[Stored entries]
▬▬▬
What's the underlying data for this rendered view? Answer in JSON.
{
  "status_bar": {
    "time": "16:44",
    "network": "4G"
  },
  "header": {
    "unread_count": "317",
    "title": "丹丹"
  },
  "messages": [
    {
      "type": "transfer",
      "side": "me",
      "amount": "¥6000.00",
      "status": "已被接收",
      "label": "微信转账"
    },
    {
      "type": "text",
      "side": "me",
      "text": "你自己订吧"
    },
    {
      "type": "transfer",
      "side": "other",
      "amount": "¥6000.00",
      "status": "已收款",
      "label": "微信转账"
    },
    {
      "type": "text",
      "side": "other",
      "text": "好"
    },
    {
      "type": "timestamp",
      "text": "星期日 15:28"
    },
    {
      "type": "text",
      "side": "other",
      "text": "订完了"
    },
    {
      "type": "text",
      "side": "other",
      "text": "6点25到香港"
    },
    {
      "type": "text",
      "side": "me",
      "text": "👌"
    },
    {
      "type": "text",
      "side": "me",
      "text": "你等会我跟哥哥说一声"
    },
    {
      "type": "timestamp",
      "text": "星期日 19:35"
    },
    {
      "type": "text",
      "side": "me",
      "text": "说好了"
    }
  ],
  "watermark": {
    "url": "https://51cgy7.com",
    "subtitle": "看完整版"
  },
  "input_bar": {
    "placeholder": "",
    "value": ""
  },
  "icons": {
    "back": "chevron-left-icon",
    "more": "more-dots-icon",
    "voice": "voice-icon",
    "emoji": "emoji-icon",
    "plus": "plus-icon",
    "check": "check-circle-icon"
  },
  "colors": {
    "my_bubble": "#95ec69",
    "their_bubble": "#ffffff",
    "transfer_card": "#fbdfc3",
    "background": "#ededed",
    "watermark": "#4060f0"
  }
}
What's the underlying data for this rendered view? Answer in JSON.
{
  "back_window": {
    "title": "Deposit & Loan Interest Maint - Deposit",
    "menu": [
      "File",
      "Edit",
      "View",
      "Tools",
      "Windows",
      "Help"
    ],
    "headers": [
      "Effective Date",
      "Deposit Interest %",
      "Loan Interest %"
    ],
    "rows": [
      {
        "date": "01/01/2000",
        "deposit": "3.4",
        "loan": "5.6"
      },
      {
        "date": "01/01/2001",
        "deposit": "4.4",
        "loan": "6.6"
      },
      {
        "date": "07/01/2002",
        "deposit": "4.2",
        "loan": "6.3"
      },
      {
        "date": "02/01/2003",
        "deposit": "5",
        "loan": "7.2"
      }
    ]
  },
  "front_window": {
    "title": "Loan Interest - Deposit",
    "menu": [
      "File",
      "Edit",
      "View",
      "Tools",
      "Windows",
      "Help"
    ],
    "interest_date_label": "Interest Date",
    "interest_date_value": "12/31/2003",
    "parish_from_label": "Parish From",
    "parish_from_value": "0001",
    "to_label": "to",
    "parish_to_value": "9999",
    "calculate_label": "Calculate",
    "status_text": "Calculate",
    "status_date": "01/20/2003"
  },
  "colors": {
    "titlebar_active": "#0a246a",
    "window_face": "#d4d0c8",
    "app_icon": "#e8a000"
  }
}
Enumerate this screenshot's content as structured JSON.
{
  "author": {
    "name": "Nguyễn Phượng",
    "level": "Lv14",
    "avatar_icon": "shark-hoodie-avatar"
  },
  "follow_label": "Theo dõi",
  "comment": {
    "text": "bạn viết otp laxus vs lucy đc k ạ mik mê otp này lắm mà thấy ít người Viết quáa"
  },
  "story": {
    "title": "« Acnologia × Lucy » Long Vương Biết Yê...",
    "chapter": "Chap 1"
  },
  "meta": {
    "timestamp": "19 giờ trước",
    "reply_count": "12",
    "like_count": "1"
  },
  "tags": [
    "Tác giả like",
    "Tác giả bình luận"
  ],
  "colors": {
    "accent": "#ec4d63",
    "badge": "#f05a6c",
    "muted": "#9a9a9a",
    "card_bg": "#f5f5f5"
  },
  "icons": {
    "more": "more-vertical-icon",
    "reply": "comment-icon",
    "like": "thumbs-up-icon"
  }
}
▬▬▬
Every record shown above must be echoed exactly.

Problem solution:
What's the underlying data for this rendered view? Answer in JSON.
{
  "status_bar": {
    "time": "16:44",
    "network": "4G"
  },
  "header": {
    "unread_count": "317",
    "title": "丹丹"
  },
  "messages": [
    {
      "type": "transfer",
      "side": "me",
      "amount": "¥6000.00",
      "status": "已被接收",
      "label": "微信转账"
    },
    {
      "type": "text",
      "side": "me",
      "text": "你自己订吧"
    },
    {
      "type": "transfer",
      "side": "other",
      "amount": "¥6000.00",
      "status": "已收款",
      "label": "微信转账"
    },
    {
      "type": "text",
      "side": "other",
      "text": "好"
    },
    {
      "type": "timestamp",
      "text": "星期日 15:28"
    },
    {
      "type": "text",
      "side": "other",
      "text": "订完了"
    },
    {
      "type": "text",
      "side": "other",
      "text": "6点25到香港"
    },
    {
      "type": "text",
      "side": "me",
      "text": "👌"
    },
    {
      "type": "text",
      "side": "me",
      "text": "你等会我跟哥哥说一声"
    },
    {
      "type": "timestamp",
      "text": "星期日 19:35"
    },
    {
      "type": "text",
      "side": "me",
      "text": "说好了"
    }
  ],
  "watermark": {
    "url": "https://51cgy7.com",
    "subtitle": "看完整版"
  },
  "input_bar": {
    "placeholder": "",
    "value": ""
  },
  "icons": {
    "back": "chevron-left-icon",
    "more": "more-dots-icon",
    "voice": "voice-icon",
    "emoji": "emoji-icon",
    "plus": "plus-icon",
    "check": "check-circle-icon"
  },
  "colors": {
    "my_bubble": "#95ec69",
    "their_bubble": "#ffffff",
    "transfer_card": "#fbdfc3",
    "background": "#ededed",
    "watermark": "#4060f0"
  }
}
What's the underlying data for this rendered view? Answer in JSON.
{
  "back_window": {
    "title": "Deposit & Loan Interest Maint - Deposit",
    "menu": [
      "File",
      "Edit",
      "View",
      "Tools",
      "Windows",
      "Help"
    ],
    "headers": [
      "Effective Date",
      "Deposit Interest %",
      "Loan Interest %"
    ],
    "rows": [
      {
        "date": "01/01/2000",
        "deposit": "3.4",
        "loan": "5.6"
      },
      {
        "date": "01/01/2001",
        "deposit": "4.4",
        "loan": "6.6"
      },
      {
        "date": "07/01/2002",
        "deposit": "4.2",
        "loan": "6.3"
      },
      {
        "date": "02/01/2003",
        "deposit": "5",
        "loan": "7.2"
      }
    ]
  },
  "front_window": {
    "title": "Loan Interest - Deposit",
    "menu": [
      "File",
      "Edit",
      "View",
      "Tools",
      "Windows",
      "Help"
    ],
    "interest_date_label": "Interest Date",
    "interest_date_value": "12/31/2003",
    "parish_from_label": "Parish From",
    "parish_from_value": "0001",
    "to_label": "to",
    "parish_to_value": "9999",
    "calculate_label": "Calculate",
    "status_text": "Calculate",
    "status_date": "01/20/2003"
  },
  "colors": {
    "titlebar_active": "#0a246a",
    "window_face": "#d4d0c8",
    "app_icon": "#e8a000"
  }
}
Enumerate this screenshot's content as structured JSON.
{
  "author": {
    "name": "Nguyễn Phượng",
    "level": "Lv14",
    "avatar_icon": "shark-hoodie-avatar"
  },
  "follow_label": "Theo dõi",
  "comment": {
    "text": "bạn viết otp laxus vs lucy đc k ạ mik mê otp này lắm mà thấy ít người Viết quáa"
  },
  "story": {
    "title": "« Acnologia × Lucy » Long Vương Biết Yê...",
    "chapter": "Chap 1"
  },
  "meta": {
    "timestamp": "19 giờ trước",
    "reply_count": "12",
    "like_count": "1"
  },
  "tags": [
    "Tác giả like",
    "Tác giả bình luận"
  ],
  "colors": {
    "accent": "#ec4d63",
    "badge": "#f05a6c",
    "muted": "#9a9a9a",
    "card_bg": "#f5f5f5"
  },
  "icons": {
    "more": "more-vertical-icon",
    "reply": "comment-icon",
    "like": "thumbs-up-icon"
  }
}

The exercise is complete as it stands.